AIM:
Copy every record below, exactly as written.

RECORDS FOR THE EXERCISE:
···

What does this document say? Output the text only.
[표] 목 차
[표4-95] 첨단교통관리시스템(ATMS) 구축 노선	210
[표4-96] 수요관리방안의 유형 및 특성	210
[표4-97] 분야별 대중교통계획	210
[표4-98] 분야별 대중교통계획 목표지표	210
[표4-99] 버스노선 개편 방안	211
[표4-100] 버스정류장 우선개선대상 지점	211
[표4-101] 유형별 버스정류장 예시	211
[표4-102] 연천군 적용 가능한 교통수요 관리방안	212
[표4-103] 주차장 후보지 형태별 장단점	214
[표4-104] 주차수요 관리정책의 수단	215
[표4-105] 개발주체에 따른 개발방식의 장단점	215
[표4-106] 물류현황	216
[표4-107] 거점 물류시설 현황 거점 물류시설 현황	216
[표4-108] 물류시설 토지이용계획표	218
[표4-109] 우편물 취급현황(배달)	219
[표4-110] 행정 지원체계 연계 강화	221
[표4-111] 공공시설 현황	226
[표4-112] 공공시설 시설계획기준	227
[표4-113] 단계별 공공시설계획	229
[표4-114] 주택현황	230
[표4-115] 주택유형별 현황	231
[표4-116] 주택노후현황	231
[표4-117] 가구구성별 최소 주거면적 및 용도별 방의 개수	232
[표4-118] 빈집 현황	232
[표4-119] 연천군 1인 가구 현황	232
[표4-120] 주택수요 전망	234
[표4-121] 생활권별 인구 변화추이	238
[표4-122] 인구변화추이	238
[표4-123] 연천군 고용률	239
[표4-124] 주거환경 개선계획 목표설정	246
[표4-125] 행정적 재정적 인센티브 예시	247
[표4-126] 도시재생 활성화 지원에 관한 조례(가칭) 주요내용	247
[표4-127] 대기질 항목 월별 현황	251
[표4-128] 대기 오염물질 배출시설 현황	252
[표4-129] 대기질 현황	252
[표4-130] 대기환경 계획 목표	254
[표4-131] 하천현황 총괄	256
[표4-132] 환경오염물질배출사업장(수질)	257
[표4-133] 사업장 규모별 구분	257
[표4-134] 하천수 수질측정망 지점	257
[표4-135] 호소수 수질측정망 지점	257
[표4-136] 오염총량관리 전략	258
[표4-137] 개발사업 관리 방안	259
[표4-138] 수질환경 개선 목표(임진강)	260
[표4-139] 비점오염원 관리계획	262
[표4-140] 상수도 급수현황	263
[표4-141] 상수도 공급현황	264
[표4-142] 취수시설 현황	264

···

RESPONSE TO THIS TASK:
What does this document say? Output the text only.
[표] 목 차
[표4-95] 첨단교통관리시스템(ATMS) 구축 노선	210
[표4-96] 수요관리방안의 유형 및 특성	210
[표4-97] 분야별 대중교통계획	210
[표4-98] 분야별 대중교통계획 목표지표	210
[표4-99] 버스노선 개편 방안	211
[표4-100] 버스정류장 우선개선대상 지점	211
[표4-101] 유형별 버스정류장 예시	211
[표4-102] 연천군 적용 가능한 교통수요 관리방안	212
[표4-103] 주차장 후보지 형태별 장단점	214
[표4-104] 주차수요 관리정책의 수단	215
[표4-105] 개발주체에 따른 개발방식의 장단점	215
[표4-106] 물류현황	216
[표4-107] 거점 물류시설 현황 거점 물류시설 현황	216
[표4-108] 물류시설 토지이용계획표	218
[표4-109] 우편물 취급현황(배달)	219
[표4-110] 행정 지원체계 연계 강화	221
[표4-111] 공공시설 현황	226
[표4-112] 공공시설 시설계획기준	227
[표4-113] 단계별 공공시설계획	229
[표4-114] 주택현황	230
[표4-115] 주택유형별 현황	231
[표4-116] 주택노후현황	231
[표4-117] 가구구성별 최소 주거면적 및 용도별 방의 개수	232
[표4-118] 빈집 현황	232
[표4-119] 연천군 1인 가구 현황	232
[표4-120] 주택수요 전망	234
[표4-121] 생활권별 인구 변화추이	238
[표4-122] 인구변화추이	238
[표4-123] 연천군 고용률	239
[표4-124] 주거환경 개선계획 목표설정	246
[표4-125] 행정적 재정적 인센티브 예시	247
[표4-126] 도시재생 활성화 지원에 관한 조례(가칭) 주요내용	247
[표4-127] 대기질 항목 월별 현황	251
[표4-128] 대기 오염물질 배출시설 현황	252
[표4-129] 대기질 현황	252
[표4-130] 대기환경 계획 목표	254
[표4-131] 하천현황 총괄	256
[표4-132] 환경오염물질배출사업장(수질)	257
[표4-133] 사업장 규모별 구분	257
[표4-134] 하천수 수질측정망 지점	257
[표4-135] 호소수 수질측정망 지점	257
[표4-136] 오염총량관리 전략	258
[표4-137] 개발사업 관리 방안	259
[표4-138] 수질환경 개선 목표(임진강)	260
[표4-139] 비점오염원 관리계획	262
[표4-140] 상수도 급수현황	263
[표4-141] 상수도 공급현황	264
[표4-142] 취수시설 현황	264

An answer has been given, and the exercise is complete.